--- BEGIN DATA ENTRIES ---
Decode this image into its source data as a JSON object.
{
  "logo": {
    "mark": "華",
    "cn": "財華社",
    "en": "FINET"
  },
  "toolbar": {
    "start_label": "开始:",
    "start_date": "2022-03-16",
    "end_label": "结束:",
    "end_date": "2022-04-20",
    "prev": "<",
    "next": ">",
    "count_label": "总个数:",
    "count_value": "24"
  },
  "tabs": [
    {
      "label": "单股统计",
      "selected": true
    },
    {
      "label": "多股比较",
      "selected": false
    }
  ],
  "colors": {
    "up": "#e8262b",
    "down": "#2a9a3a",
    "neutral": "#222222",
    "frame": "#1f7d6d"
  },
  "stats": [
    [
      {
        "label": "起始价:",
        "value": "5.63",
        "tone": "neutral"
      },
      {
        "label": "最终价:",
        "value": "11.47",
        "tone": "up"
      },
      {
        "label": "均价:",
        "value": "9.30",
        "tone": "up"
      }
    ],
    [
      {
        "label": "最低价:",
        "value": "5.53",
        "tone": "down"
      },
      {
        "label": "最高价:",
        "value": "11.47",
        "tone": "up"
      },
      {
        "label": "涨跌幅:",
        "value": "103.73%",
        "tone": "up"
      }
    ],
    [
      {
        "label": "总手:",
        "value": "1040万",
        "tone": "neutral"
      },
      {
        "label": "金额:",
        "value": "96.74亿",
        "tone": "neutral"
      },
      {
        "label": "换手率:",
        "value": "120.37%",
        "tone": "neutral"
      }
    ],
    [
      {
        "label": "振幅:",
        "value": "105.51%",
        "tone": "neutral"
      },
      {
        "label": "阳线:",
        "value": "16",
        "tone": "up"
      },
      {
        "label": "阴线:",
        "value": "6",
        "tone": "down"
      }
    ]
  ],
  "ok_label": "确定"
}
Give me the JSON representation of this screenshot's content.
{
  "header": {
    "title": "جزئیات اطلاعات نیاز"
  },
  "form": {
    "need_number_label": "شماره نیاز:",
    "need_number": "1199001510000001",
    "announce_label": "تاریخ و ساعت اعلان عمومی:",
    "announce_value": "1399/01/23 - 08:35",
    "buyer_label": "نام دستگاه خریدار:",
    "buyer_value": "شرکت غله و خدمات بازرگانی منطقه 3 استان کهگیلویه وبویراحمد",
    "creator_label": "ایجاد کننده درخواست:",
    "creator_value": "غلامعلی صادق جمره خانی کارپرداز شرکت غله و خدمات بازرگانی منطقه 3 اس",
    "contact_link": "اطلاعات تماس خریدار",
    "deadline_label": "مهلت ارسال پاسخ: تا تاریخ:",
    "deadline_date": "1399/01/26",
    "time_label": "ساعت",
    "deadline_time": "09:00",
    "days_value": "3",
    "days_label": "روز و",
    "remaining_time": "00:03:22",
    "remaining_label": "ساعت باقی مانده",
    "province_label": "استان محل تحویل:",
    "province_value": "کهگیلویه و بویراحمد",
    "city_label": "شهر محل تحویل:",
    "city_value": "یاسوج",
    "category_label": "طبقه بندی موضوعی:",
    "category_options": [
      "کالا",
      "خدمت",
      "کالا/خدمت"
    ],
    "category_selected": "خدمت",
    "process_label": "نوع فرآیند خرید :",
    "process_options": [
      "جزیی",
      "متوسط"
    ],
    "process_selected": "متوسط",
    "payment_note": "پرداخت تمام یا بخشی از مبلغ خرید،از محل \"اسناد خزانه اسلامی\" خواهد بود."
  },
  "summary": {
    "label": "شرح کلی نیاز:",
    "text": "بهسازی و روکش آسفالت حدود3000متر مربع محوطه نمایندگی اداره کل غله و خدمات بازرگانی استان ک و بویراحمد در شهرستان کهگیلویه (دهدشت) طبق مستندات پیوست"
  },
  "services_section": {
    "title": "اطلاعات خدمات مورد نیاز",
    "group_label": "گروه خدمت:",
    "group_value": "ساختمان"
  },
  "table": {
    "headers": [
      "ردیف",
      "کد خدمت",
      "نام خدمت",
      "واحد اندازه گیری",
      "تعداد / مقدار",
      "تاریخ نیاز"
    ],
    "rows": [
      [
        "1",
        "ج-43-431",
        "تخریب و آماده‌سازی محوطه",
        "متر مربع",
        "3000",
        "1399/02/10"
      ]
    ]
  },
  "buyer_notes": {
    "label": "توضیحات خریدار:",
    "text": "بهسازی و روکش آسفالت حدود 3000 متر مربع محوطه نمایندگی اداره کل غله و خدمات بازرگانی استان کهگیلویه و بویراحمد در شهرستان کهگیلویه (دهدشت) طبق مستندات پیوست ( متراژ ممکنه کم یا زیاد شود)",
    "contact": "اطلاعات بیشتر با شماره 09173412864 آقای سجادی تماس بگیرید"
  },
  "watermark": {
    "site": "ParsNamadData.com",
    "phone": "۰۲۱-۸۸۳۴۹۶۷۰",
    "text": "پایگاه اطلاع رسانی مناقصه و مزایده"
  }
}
--- END DATA ENTRIES ---
Repeat the material above exactly.

# COMPLETE OUTPUT
Decode this image into its source data as a JSON object.
{
  "logo": {
    "mark": "華",
    "cn": "財華社",
    "en": "FINET"
  },
  "toolbar": {
    "start_label": "开始:",
    "start_date": "2022-03-16",
    "end_label": "结束:",
    "end_date": "2022-04-20",
    "prev": "<",
    "next": ">",
    "count_label": "总个数:",
    "count_value": "24"
  },
  "tabs": [
    {
      "label": "单股统计",
      "selected": true
    },
    {
      "label": "多股比较",
      "selected": false
    }
  ],
  "colors": {
    "up": "#e8262b",
    "down": "#2a9a3a",
    "neutral": "#222222",
    "frame": "#1f7d6d"
  },
  "stats": [
    [
      {
        "label": "起始价:",
        "value": "5.63",
        "tone": "neutral"
      },
      {
        "label": "最终价:",
        "value": "11.47",
        "tone": "up"
      },
      {
        "label": "均价:",
        "value": "9.30",
        "tone": "up"
      }
    ],
    [
      {
        "label": "最低价:",
        "value": "5.53",
        "tone": "down"
      },
      {
        "label": "最高价:",
        "value": "11.47",
        "tone": "up"
      },
      {
        "label": "涨跌幅:",
        "value": "103.73%",
        "tone": "up"
      }
    ],
    [
      {
        "label": "总手:",
        "value": "1040万",
        "tone": "neutral"
      },
      {
        "label": "金额:",
        "value": "96.74亿",
        "tone": "neutral"
      },
      {
        "label": "换手率:",
        "value": "120.37%",
        "tone": "neutral"
      }
    ],
    [
      {
        "label": "振幅:",
        "value": "105.51%",
        "tone": "neutral"
      },
      {
        "label": "阳线:",
        "value": "16",
        "tone": "up"
      },
      {
        "label": "阴线:",
        "value": "6",
        "tone": "down"
      }
    ]
  ],
  "ok_label": "确定"
}
Give me the JSON representation of this screenshot's content.
{
  "header": {
    "title": "جزئیات اطلاعات نیاز"
  },
  "form": {
    "need_number_label": "شماره نیاز:",
    "need_number": "1199001510000001",
    "announce_label": "تاریخ و ساعت اعلان عمومی:",
    "announce_value": "1399/01/23 - 08:35",
    "buyer_label": "نام دستگاه خریدار:",
    "buyer_value": "شرکت غله و خدمات بازرگانی منطقه 3 استان کهگیلویه وبویراحمد",
    "creator_label": "ایجاد کننده درخواست:",
    "creator_value": "غلامعلی صادق جمره خانی کارپرداز شرکت غله و خدمات بازرگانی منطقه 3 اس",
    "contact_link": "اطلاعات تماس خریدار",
    "deadline_label": "مهلت ارسال پاسخ: تا تاریخ:",
    "deadline_date": "1399/01/26",
    "time_label": "ساعت",
    "deadline_time": "09:00",
    "days_value": "3",
    "days_label": "روز و",
    "remaining_time": "00:03:22",
    "remaining_label": "ساعت باقی مانده",
    "province_label": "استان محل تحویل:",
    "province_value": "کهگیلویه و بویراحمد",
    "city_label": "شهر محل تحویل:",
    "city_value": "یاسوج",
    "category_label": "طبقه بندی موضوعی:",
    "category_options": [
      "کالا",
      "خدمت",
      "کالا/خدمت"
    ],
    "category_selected": "خدمت",
    "process_label": "نوع فرآیند خرید :",
    "process_options": [
      "جزیی",
      "متوسط"
    ],
    "process_selected": "متوسط",
    "payment_note": "پرداخت تمام یا بخشی از مبلغ خرید،از محل \"اسناد خزانه اسلامی\" خواهد بود."
  },
  "summary": {
    "label": "شرح کلی نیاز:",
    "text": "بهسازی و روکش آسفالت حدود3000متر مربع محوطه نمایندگی اداره کل غله و خدمات بازرگانی استان ک و بویراحمد در شهرستان کهگیلویه (دهدشت) طبق مستندات پیوست"
  },
  "services_section": {
    "title": "اطلاعات خدمات مورد نیاز",
    "group_label": "گروه خدمت:",
    "group_value": "ساختمان"
  },
  "table": {
    "headers": [
      "ردیف",
      "کد خدمت",
      "نام خدمت",
      "واحد اندازه گیری",
      "تعداد / مقدار",
      "تاریخ نیاز"
    ],
    "rows": [
      [
        "1",
        "ج-43-431",
        "تخریب و آماده‌سازی محوطه",
        "متر مربع",
        "3000",
        "1399/02/10"
      ]
    ]
  },
  "buyer_notes": {
    "label": "توضیحات خریدار:",
    "text": "بهسازی و روکش آسفالت حدود 3000 متر مربع محوطه نمایندگی اداره کل غله و خدمات بازرگانی استان کهگیلویه و بویراحمد در شهرستان کهگیلویه (دهدشت) طبق مستندات پیوست ( متراژ ممکنه کم یا زیاد شود)",
    "contact": "اطلاعات بیشتر با شماره 09173412864 آقای سجادی تماس بگیرید"
  },
  "watermark": {
    "site": "ParsNamadData.com",
    "phone": "۰۲۱-۸۸۳۴۹۶۷۰",
    "text": "پایگاه اطلاع رسانی مناقصه و مزایده"
  }
}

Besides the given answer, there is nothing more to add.